CONSEGNA 1> Ricopia dall'articolo sulla sentenza di Novara il passo che comincia con "di Manuela Perrone" e termina con "dall'associazione Luca Coscioni.".
CONSEGNA 2> Prosegui l'articolo sulla sentenza di Novara a partire dal punto in cui si interrompe.

TESTO IN ESAME>
========================

Sentenze

Tribunale di Novara: l'Asl fornisca i farmaci cannabinoidi quando non esistono valide alternative

di Manuela Perrone

In mancanza di altre valide alternative terapeutiche, la Asl deve fornire al paziente in ambito ospedaliero, dunque a carico del Ssn, i farmaci cannabinoidi importati dall'estero. Così ha deciso il giudice del lavoro di Novara, con un'ordinanza emessa su ricorso dell'avvocato Antonio Codega e resa nota oggi dall'associazione Luca Coscioni.

La vicenda
Dopo un intervento di chirurgia settoplastica, nel 2007 una donna accusa dolori fortissimi alla base del naso e intorno all'occhio. La sofferenza si aggrava con il passare del tempo, finché due anni dopo l'operazione un Centro di terapia del dolore milanese diagnostica una malattia rara, la sindrome di Charlin, caratterizzata da dolori violenti e profondi in sede oculo-nasale. Nel 2010, data l'inefficacia delle terapie, alcuni specialisti indicano la possibilità di trattare la paziente con il nabilone, un cannabinoide. Effettivamente la cura intrapresa - a base di un altro cannabinoide (il Cannabis Flos 19% Thc) con lo stesso principio attivo - funziona. Il farmaco, però, è importato dall'estero e a carico della paziente, costretta a sostenere una spesa mensile di circa 1.500 euro per l'acquisto del medicinale pur essendo disoccupata e a carico dei genitori pensionati. Di qui il ricorso al giudice, con una "carta" fondamentale: la stessa Asl, nel certificare che la donna è affetta da sindrome di Charlin, ha ammesso che il nabilone appariva «l'unica possibilità terapeutica per ripristinare una qualità di vita accettabile», raccomandando un periodo di 2-3 mesi di trattamento, e nel novembre 2011 le ha consegnato due confezioni al prezzo di 565,55 euro.

========================

DATI IN INGRESSO>
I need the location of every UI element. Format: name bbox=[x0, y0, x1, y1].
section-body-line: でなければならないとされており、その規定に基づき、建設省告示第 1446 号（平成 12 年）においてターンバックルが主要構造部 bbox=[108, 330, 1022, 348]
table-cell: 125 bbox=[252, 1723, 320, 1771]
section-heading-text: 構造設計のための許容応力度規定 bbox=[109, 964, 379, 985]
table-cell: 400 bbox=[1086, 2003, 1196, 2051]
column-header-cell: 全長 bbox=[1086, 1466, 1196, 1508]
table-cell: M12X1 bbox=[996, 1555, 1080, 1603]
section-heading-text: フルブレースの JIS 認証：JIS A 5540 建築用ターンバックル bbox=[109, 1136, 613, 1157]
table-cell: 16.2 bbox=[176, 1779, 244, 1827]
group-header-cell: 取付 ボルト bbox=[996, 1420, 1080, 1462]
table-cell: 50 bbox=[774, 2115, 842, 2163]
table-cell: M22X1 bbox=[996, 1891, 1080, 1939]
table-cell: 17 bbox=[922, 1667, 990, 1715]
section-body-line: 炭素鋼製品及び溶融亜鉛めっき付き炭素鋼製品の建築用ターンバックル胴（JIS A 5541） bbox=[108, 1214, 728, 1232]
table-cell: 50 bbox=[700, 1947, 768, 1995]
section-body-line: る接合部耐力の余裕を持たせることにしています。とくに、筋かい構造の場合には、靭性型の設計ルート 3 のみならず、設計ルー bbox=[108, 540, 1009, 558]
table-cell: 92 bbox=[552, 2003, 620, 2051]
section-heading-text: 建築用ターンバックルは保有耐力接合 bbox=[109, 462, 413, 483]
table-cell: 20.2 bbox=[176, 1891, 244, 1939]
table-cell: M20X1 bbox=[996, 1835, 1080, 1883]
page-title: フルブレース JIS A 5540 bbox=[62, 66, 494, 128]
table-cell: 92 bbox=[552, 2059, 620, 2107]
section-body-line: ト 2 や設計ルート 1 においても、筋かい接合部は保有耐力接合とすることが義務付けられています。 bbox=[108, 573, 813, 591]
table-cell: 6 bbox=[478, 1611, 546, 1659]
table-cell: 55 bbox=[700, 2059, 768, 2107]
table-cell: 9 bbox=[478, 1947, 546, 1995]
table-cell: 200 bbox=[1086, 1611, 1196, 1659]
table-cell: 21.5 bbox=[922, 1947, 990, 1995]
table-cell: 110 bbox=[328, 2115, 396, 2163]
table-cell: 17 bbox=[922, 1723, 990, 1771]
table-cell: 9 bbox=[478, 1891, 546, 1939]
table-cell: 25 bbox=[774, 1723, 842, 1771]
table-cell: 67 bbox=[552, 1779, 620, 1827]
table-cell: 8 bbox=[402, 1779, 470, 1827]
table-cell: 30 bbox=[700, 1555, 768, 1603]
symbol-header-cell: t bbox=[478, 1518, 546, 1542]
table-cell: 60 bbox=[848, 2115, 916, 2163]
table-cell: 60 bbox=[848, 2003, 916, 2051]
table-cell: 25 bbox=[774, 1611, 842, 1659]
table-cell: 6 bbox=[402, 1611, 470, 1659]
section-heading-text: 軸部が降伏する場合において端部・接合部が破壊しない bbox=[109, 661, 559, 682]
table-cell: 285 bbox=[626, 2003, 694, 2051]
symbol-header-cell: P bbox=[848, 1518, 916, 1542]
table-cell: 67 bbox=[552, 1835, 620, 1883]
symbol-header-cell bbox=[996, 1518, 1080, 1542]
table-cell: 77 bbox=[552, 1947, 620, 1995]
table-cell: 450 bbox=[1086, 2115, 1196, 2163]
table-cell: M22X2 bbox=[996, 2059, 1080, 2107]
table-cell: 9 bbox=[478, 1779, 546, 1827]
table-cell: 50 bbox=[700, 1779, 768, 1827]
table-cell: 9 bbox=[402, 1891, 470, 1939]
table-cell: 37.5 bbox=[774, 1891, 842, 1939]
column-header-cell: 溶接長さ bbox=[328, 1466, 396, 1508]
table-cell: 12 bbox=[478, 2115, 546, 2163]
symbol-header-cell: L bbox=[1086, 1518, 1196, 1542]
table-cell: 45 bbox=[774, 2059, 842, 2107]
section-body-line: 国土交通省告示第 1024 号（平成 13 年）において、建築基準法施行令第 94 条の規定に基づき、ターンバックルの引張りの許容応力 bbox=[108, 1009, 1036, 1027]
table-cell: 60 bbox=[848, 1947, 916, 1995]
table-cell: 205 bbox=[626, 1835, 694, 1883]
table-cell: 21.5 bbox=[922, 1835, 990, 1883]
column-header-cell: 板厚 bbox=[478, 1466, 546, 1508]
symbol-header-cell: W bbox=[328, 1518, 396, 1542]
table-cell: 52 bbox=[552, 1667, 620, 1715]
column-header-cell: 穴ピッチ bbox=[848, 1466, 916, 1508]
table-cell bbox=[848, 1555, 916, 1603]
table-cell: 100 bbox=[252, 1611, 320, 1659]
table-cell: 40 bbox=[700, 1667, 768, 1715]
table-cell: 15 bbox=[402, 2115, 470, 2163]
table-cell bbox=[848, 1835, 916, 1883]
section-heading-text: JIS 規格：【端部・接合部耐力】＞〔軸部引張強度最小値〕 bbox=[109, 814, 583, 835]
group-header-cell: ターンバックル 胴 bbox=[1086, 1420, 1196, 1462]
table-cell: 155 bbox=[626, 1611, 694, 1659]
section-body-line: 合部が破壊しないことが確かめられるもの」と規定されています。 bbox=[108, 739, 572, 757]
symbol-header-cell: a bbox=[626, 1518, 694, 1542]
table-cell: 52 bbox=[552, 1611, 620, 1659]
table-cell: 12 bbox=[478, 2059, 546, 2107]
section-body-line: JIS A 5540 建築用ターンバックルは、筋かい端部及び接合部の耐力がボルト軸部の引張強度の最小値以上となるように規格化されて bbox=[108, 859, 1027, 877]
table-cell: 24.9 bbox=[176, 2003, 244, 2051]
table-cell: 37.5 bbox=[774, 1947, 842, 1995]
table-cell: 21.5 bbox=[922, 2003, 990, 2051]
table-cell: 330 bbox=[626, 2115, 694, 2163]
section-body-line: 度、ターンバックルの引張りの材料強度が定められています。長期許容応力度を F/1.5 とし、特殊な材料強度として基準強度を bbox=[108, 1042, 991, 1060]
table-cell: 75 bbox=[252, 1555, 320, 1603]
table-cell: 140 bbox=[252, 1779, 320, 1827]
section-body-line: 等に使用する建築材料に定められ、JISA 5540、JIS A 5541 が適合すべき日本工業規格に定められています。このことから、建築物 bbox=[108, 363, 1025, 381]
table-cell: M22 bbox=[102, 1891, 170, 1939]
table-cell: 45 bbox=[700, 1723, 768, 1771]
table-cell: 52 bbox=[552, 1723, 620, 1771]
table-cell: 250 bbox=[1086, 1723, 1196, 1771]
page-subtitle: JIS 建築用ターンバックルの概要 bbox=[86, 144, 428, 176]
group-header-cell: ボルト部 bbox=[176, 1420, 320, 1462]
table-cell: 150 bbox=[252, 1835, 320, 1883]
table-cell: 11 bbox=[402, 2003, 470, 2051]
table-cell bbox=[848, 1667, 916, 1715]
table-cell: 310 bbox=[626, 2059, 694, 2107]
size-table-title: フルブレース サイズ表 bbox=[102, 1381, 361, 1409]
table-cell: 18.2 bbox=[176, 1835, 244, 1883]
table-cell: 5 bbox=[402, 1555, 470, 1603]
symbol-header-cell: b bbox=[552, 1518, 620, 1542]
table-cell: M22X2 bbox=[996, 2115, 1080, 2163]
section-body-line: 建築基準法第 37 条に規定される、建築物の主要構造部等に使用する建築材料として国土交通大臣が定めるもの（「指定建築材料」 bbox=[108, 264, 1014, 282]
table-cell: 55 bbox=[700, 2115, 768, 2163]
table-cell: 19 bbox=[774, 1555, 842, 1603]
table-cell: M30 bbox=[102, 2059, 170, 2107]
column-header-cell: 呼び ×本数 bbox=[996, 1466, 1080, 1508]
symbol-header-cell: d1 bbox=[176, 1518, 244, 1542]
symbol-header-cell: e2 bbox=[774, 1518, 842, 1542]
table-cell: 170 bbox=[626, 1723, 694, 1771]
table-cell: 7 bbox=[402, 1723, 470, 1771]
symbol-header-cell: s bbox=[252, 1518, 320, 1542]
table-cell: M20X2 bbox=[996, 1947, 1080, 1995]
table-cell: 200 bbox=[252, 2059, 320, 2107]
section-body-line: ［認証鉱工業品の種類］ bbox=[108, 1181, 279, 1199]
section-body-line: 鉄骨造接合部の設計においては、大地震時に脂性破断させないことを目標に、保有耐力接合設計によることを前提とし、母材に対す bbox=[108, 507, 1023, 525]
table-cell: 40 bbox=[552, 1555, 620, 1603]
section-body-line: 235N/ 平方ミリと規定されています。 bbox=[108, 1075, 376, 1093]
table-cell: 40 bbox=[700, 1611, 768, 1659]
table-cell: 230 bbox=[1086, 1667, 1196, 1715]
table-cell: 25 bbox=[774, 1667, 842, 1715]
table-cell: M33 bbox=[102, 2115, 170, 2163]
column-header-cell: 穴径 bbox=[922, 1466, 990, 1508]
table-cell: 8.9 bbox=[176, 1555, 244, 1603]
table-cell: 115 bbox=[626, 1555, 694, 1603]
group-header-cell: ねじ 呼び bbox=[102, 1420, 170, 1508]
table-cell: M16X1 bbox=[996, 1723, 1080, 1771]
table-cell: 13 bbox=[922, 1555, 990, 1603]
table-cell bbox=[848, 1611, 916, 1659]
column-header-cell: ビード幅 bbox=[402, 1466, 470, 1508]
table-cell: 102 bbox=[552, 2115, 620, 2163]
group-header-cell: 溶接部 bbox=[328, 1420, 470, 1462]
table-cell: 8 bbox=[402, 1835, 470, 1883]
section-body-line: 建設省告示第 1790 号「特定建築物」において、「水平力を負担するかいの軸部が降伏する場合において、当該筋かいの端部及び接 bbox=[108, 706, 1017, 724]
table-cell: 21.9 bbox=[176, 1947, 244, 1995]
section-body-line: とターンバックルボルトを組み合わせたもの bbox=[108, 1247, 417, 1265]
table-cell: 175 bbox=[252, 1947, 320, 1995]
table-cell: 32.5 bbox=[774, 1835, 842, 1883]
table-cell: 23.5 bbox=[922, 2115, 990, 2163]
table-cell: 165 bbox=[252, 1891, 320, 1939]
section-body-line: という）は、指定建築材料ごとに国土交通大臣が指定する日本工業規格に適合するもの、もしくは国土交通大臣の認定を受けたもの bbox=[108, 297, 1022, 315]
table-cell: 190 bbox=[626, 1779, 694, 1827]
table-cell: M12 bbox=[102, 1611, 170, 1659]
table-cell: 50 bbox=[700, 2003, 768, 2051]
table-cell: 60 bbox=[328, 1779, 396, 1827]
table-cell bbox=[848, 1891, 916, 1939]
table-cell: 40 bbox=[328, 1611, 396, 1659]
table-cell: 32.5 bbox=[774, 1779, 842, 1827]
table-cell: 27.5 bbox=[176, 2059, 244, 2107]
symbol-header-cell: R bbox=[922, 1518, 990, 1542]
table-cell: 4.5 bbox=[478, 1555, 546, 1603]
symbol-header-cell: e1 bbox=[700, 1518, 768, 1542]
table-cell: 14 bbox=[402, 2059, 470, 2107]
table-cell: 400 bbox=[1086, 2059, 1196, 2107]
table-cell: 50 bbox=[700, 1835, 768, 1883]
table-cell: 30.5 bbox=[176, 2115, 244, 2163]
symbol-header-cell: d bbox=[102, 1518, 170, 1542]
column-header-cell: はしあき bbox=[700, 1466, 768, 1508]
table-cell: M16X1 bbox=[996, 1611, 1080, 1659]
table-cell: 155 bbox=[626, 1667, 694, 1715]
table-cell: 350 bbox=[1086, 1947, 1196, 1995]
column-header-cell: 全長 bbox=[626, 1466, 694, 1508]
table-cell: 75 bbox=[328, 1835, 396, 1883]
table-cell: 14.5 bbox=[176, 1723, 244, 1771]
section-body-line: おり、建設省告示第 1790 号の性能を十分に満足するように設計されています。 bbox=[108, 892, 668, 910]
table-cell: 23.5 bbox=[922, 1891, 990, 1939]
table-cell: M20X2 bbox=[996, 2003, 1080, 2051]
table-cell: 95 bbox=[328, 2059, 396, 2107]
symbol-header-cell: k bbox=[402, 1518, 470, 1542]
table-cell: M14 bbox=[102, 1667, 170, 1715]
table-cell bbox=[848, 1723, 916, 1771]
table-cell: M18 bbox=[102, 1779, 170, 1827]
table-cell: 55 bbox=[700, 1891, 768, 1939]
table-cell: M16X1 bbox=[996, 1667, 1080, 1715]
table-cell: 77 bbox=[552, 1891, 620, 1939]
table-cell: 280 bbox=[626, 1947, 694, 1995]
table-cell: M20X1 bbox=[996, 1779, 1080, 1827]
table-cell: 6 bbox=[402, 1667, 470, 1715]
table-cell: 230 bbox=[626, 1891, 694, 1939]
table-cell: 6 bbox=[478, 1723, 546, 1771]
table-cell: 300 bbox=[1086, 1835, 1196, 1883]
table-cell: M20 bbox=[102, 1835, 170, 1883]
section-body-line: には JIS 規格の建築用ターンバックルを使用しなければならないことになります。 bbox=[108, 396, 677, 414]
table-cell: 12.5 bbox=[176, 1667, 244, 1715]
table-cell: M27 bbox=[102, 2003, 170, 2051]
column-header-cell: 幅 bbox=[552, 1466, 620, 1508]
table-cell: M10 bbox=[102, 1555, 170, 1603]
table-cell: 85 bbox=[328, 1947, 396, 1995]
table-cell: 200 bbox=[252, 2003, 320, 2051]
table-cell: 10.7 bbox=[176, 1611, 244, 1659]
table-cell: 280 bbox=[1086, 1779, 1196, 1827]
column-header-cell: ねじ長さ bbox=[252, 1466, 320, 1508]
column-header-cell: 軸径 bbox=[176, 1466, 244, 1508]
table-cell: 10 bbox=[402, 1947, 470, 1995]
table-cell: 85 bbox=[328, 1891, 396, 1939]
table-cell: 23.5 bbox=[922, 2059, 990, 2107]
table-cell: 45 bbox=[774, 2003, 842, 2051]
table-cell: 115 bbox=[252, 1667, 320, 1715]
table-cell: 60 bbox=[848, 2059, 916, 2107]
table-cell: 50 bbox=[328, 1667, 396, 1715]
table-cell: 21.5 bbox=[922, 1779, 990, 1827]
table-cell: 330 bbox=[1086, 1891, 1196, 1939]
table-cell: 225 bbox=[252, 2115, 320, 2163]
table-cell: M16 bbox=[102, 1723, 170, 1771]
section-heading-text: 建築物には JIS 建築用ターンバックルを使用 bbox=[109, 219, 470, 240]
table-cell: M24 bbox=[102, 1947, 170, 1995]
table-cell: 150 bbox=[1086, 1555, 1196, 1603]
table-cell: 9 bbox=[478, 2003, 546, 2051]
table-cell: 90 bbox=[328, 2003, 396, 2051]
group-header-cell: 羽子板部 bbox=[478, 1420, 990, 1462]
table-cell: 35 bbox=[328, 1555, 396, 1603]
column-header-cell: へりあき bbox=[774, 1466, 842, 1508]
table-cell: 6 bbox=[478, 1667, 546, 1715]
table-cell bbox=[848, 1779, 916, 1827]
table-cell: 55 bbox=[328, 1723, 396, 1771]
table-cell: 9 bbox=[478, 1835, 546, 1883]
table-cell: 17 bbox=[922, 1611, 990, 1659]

========================

RISPOSTA 1>
di Manuela Perrone

In mancanza di altre valide alternative terapeutiche, la Asl deve fornire al paziente in ambito ospedaliero, dunque a carico del Ssn, i farmaci cannabinoidi importati dall'estero. Così ha deciso il giudice del lavoro di Novara, con un'ordinanza emessa su ricorso dell'avvocato Antonio Codega e resa nota oggi dall'associazione Luca Coscioni.

RISPOSTA 2>
L'ordinanza
Il giudice di Novara ha parzialmente accolto il ricorso della paziente, nel senso che le ha riconosciuto il diritto a ottenere gratuitamente dalla Asl il nabilone e non il farmaco che lei ha effettivamente assunto, perché il parere favorevole del responsabile della terapia del dolore dell'azienda sanitaria riguardava il primo medicinale e non il secondo. L'articolo 5 del Dm 11 febbraio 1997, che disciplina i farmaci venduti all'estero ma non autorizzati in Italia e spediti a richiesta del medico curante, precisa infatti che la spesa relativa non deve essere a carico del paziente soltanto se il medicinale è richiesto da un ospedale.
Il giudice sottolinea che non si può più dubitare «sull'utilità dei farmaci e delle prescrizioni galeniche a base di cannabinoidi per finalità terapeutiche» ed evidenzia come molte Regioni, ma non il Piemonte, abbiano «provveduto a regolamentare le modalità di erogazione». Ricorda poi che il diritto alla salute, combinato con il principio di uguaglianza, «impone a carico dello Stato il dovere di garantire a tutti i cittadini pieno e libero accesso alle cure, indipendentemente dalle possibilità economiche di ciascuno». Un diritto che impone uno specifico onere di protezione, da parte dello Stato, anche quando la salute di un individuo «sia pregiudicata o anche solo messa in pericolo da libere iniziative del medesimo».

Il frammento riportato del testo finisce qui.